───── DATA ─────

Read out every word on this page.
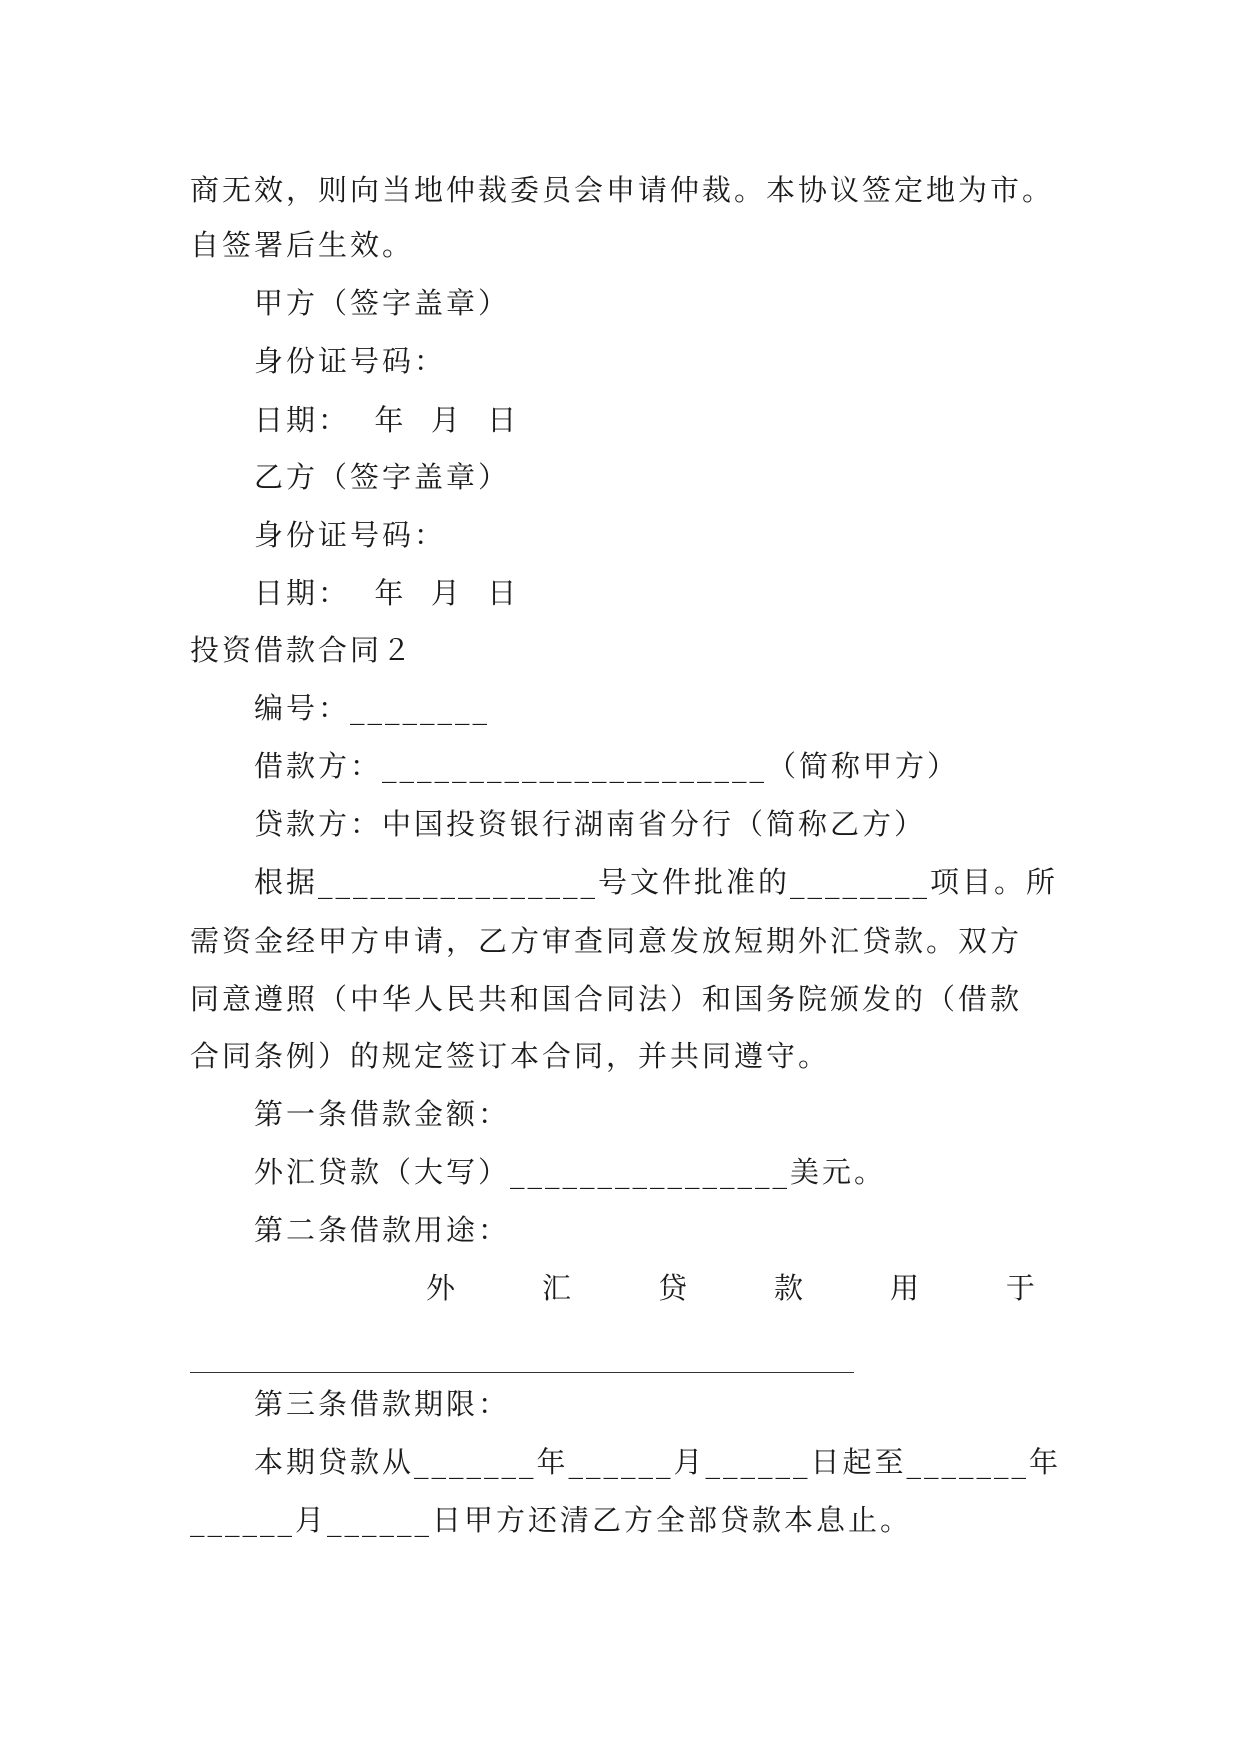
商无效，则向当地仲裁委员会申请仲裁。本协议签定地为市。
自签署后生效。
甲方（签字盖章）
身份证号码：
日期：  年  月  日
乙方（签字盖章）
身份证号码：
日期：  年  月  日
投资借款合同２
编号：________
借款方：______________________（简称甲方）
贷款方：中国投资银行湖南省分行（简称乙方）
根据________________号文件批准的________项目。所
需资金经甲方申请，乙方审查同意发放短期外汇贷款。双方
同意遵照（中华人民共和国合同法）和国务院颁发的（借款
合同条例）的规定签订本合同，并共同遵守。
第一条借款金额：
外汇贷款（大写）________________美元。
第二条借款用途：
外	汇	贷	款	用	于
第三条借款期限：
本期贷款从_______年______月______日起至_______年
______月______日甲方还清乙方全部贷款本息止。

─────

GOAL. Omit the pictures and output all of the other material exactly.

SOLUTION TO THIS PROBLEM.
Read out every word on this page.
商无效，则向当地仲裁委员会申请仲裁。本协议签定地为市。
自签署后生效。
甲方（签字盖章）
身份证号码：
日期：  年  月  日
乙方（签字盖章）
身份证号码：
日期：  年  月  日
投资借款合同２
编号：________
借款方：______________________（简称甲方）
贷款方：中国投资银行湖南省分行（简称乙方）
根据________________号文件批准的________项目。所
需资金经甲方申请，乙方审查同意发放短期外汇贷款。双方
同意遵照（中华人民共和国合同法）和国务院颁发的（借款
合同条例）的规定签订本合同，并共同遵守。
第一条借款金额：
外汇贷款（大写）________________美元。
第二条借款用途：
外	汇	贷	款	用	于
第三条借款期限：
本期贷款从_______年______月______日起至_______年
______月______日甲方还清乙方全部贷款本息止。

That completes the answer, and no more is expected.